- **Figure dataset records**:
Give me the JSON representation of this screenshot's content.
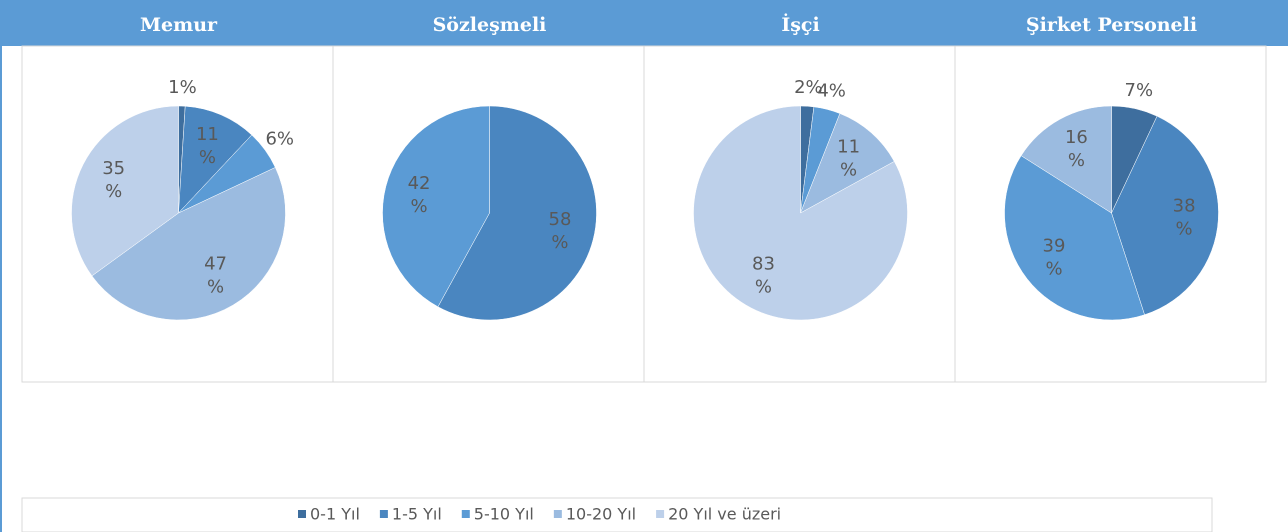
{
  "legend": {
    "categories": [
      "0-1 Yıl",
      "1-5 Yıl",
      "5-10 Yıl",
      "10-20 Yıl",
      "20 Yıl ve üzeri"
    ],
    "colors": [
      "#3e6e9e",
      "#4a86c0",
      "#5b9bd5",
      "#9bbbe0",
      "#bdd0ea"
    ]
  },
  "chart_data": [
    {
      "type": "pie",
      "title": "Memur",
      "values": [
        1,
        11,
        6,
        47,
        35
      ],
      "value_labels": [
        "1%",
        "11 %",
        "6%",
        "47 %",
        "35 %"
      ]
    },
    {
      "type": "pie",
      "title": "Sözleşmeli",
      "values": [
        null,
        58,
        42,
        null,
        null
      ],
      "value_labels": [
        null,
        "58 %",
        "42 %",
        null,
        null
      ]
    },
    {
      "type": "pie",
      "title": "İşçi",
      "values": [
        2,
        null,
        4,
        11,
        83
      ],
      "value_labels": [
        "2%",
        null,
        "4%",
        "11 %",
        "83 %"
      ]
    },
    {
      "type": "pie",
      "title": "Şirket Personeli",
      "values": [
        7,
        38,
        39,
        16,
        null
      ],
      "value_labels": [
        "7%",
        "38 %",
        "39 %",
        "16 %",
        null
      ]
    }
  ]
}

- **Task description**:
Every line of the material is to be quoted exactly, with no pictures carried over.

- **Response to this exercise**:
Give me the JSON representation of this screenshot's content.
{
  "legend": {
    "categories": [
      "0-1 Yıl",
      "1-5 Yıl",
      "5-10 Yıl",
      "10-20 Yıl",
      "20 Yıl ve üzeri"
    ],
    "colors": [
      "#3e6e9e",
      "#4a86c0",
      "#5b9bd5",
      "#9bbbe0",
      "#bdd0ea"
    ]
  },
  "chart_data": [
    {
      "type": "pie",
      "title": "Memur",
      "values": [
        1,
        11,
        6,
        47,
        35
      ],
      "value_labels": [
        "1%",
        "11 %",
        "6%",
        "47 %",
        "35 %"
      ]
    },
    {
      "type": "pie",
      "title": "Sözleşmeli",
      "values": [
        null,
        58,
        42,
        null,
        null
      ],
      "value_labels": [
        null,
        "58 %",
        "42 %",
        null,
        null
      ]
    },
    {
      "type": "pie",
      "title": "İşçi",
      "values": [
        2,
        null,
        4,
        11,
        83
      ],
      "value_labels": [
        "2%",
        null,
        "4%",
        "11 %",
        "83 %"
      ]
    },
    {
      "type": "pie",
      "title": "Şirket Personeli",
      "values": [
        7,
        38,
        39,
        16,
        null
      ],
      "value_labels": [
        "7%",
        "38 %",
        "39 %",
        "16 %",
        null
      ]
    }
  ]
}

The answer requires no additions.